DIRECTION » Copy the listing verbatim, excluding any images found in it.

Figure dataset records »
(begin)

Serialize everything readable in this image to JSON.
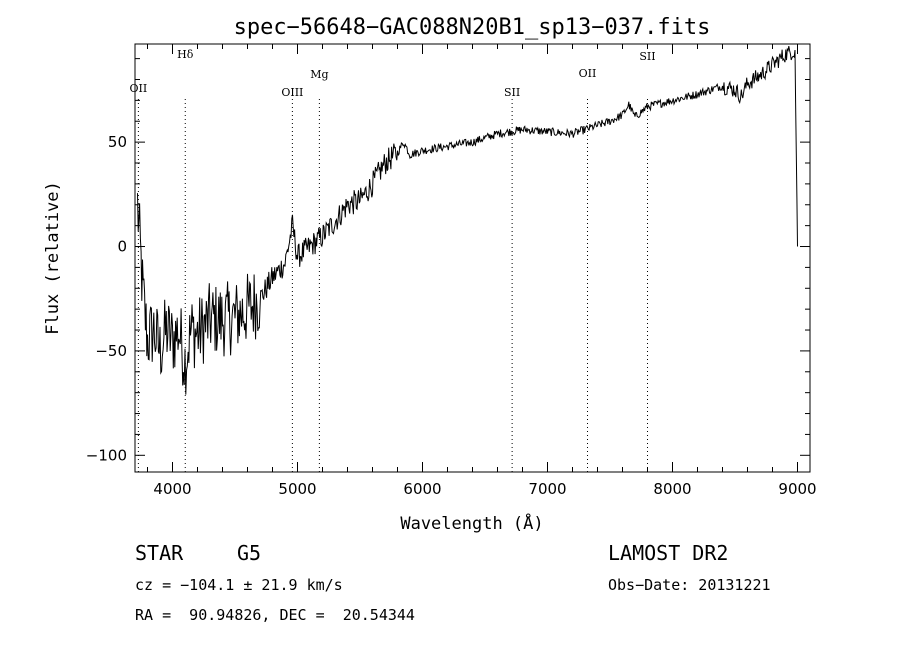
{
  "chart_data": {
    "type": "line",
    "title": "spec−56648−GAC088N20B1_sp13−037.fits",
    "xlabel": "Wavelength (Å)",
    "ylabel": "Flux (relative)",
    "xlim": [
      3700,
      9100
    ],
    "ylim": [
      -108,
      97
    ],
    "xticks": [
      4000,
      5000,
      6000,
      7000,
      8000,
      9000
    ],
    "xtick_labels": [
      "4000",
      "5000",
      "6000",
      "7000",
      "8000",
      "9000"
    ],
    "yticks": [
      -100,
      -50,
      0,
      50
    ],
    "ytick_labels": [
      "−100",
      "−50",
      "0",
      "50"
    ],
    "grid": false,
    "lines": [
      {
        "label": "OII",
        "x": 3727
      },
      {
        "label": "Hδ",
        "x": 4102
      },
      {
        "label": "OIII",
        "x": 4959
      },
      {
        "label": "Mg",
        "x": 5175
      },
      {
        "label": "SII",
        "x": 6717
      },
      {
        "label": "OII",
        "x": 7320
      },
      {
        "label": "SII",
        "x": 7800
      }
    ],
    "series": [
      {
        "x": [
          3720,
          3760,
          3800,
          3850,
          3900,
          3950,
          4000,
          4050,
          4100,
          4150,
          4200,
          4300,
          4400,
          4500,
          4600,
          4700,
          4800,
          4900,
          4960,
          5000,
          5100,
          5200,
          5300,
          5400,
          5500,
          5600,
          5700,
          5800,
          5850,
          5900,
          6000,
          6200,
          6400,
          6600,
          6800,
          7000,
          7200,
          7400,
          7500,
          7600,
          7650,
          7700,
          7800,
          8000,
          8200,
          8400,
          8500,
          8550,
          8600,
          8700,
          8800,
          8900,
          8980,
          8990,
          9000
        ],
        "y": [
          20,
          -20,
          -45,
          -40,
          -50,
          -40,
          -45,
          -40,
          -55,
          -40,
          -42,
          -35,
          -35,
          -34,
          -30,
          -25,
          -15,
          -8,
          10,
          -5,
          0,
          5,
          12,
          20,
          22,
          30,
          40,
          45,
          50,
          44,
          46,
          48,
          50,
          54,
          56,
          55,
          54,
          58,
          60,
          63,
          68,
          62,
          67,
          70,
          73,
          77,
          75,
          72,
          78,
          82,
          87,
          92,
          94,
          45,
          0
        ]
      }
    ]
  },
  "footer": {
    "object_class": "STAR",
    "subclass": "G5",
    "survey": "LAMOST DR2",
    "redshift": "cz = −104.1 ± 21.9 km/s",
    "obs_date": "Obs−Date: 20131221",
    "coords": "RA =  90.94826, DEC =  20.54344"
  }
}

(end)

FINAL RESULT »
Serialize everything readable in this image to JSON.
{
  "chart_data": {
    "type": "line",
    "title": "spec−56648−GAC088N20B1_sp13−037.fits",
    "xlabel": "Wavelength (Å)",
    "ylabel": "Flux (relative)",
    "xlim": [
      3700,
      9100
    ],
    "ylim": [
      -108,
      97
    ],
    "xticks": [
      4000,
      5000,
      6000,
      7000,
      8000,
      9000
    ],
    "xtick_labels": [
      "4000",
      "5000",
      "6000",
      "7000",
      "8000",
      "9000"
    ],
    "yticks": [
      -100,
      -50,
      0,
      50
    ],
    "ytick_labels": [
      "−100",
      "−50",
      "0",
      "50"
    ],
    "grid": false,
    "lines": [
      {
        "label": "OII",
        "x": 3727
      },
      {
        "label": "Hδ",
        "x": 4102
      },
      {
        "label": "OIII",
        "x": 4959
      },
      {
        "label": "Mg",
        "x": 5175
      },
      {
        "label": "SII",
        "x": 6717
      },
      {
        "label": "OII",
        "x": 7320
      },
      {
        "label": "SII",
        "x": 7800
      }
    ],
    "series": [
      {
        "x": [
          3720,
          3760,
          3800,
          3850,
          3900,
          3950,
          4000,
          4050,
          4100,
          4150,
          4200,
          4300,
          4400,
          4500,
          4600,
          4700,
          4800,
          4900,
          4960,
          5000,
          5100,
          5200,
          5300,
          5400,
          5500,
          5600,
          5700,
          5800,
          5850,
          5900,
          6000,
          6200,
          6400,
          6600,
          6800,
          7000,
          7200,
          7400,
          7500,
          7600,
          7650,
          7700,
          7800,
          8000,
          8200,
          8400,
          8500,
          8550,
          8600,
          8700,
          8800,
          8900,
          8980,
          8990,
          9000
        ],
        "y": [
          20,
          -20,
          -45,
          -40,
          -50,
          -40,
          -45,
          -40,
          -55,
          -40,
          -42,
          -35,
          -35,
          -34,
          -30,
          -25,
          -15,
          -8,
          10,
          -5,
          0,
          5,
          12,
          20,
          22,
          30,
          40,
          45,
          50,
          44,
          46,
          48,
          50,
          54,
          56,
          55,
          54,
          58,
          60,
          63,
          68,
          62,
          67,
          70,
          73,
          77,
          75,
          72,
          78,
          82,
          87,
          92,
          94,
          45,
          0
        ]
      }
    ]
  },
  "footer": {
    "object_class": "STAR",
    "subclass": "G5",
    "survey": "LAMOST DR2",
    "redshift": "cz = −104.1 ± 21.9 km/s",
    "obs_date": "Obs−Date: 20131221",
    "coords": "RA =  90.94826, DEC =  20.54344"
  }
}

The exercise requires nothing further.